* What the exercise asks:
Pull out each line of the records holding the string "JSON".

START Task data

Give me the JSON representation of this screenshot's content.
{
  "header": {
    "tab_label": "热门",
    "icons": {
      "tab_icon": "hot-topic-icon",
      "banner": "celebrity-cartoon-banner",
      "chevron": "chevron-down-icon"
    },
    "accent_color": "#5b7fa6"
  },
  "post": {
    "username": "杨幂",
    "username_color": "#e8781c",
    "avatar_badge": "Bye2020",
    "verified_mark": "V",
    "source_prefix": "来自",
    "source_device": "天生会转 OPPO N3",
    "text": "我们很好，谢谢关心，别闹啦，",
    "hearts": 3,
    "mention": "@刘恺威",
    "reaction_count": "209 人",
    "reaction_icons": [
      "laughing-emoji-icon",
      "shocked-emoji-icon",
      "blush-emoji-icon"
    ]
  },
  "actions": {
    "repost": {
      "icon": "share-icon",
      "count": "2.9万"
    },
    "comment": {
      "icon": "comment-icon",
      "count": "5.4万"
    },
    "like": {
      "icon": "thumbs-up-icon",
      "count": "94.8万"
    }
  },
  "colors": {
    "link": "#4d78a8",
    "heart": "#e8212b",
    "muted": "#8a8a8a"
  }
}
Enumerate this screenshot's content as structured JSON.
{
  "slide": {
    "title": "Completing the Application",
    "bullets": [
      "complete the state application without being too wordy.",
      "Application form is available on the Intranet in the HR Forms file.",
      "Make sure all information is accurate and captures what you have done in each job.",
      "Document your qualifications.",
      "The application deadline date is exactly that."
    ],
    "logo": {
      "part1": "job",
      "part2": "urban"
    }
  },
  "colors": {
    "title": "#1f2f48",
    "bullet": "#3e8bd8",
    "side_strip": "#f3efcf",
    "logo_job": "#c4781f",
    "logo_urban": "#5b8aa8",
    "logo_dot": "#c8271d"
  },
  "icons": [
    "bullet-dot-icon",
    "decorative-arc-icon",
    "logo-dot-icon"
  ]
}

END Task data

* Final result:
Give me the JSON representation of this screenshot's content.
Enumerate this screenshot's content as structured JSON.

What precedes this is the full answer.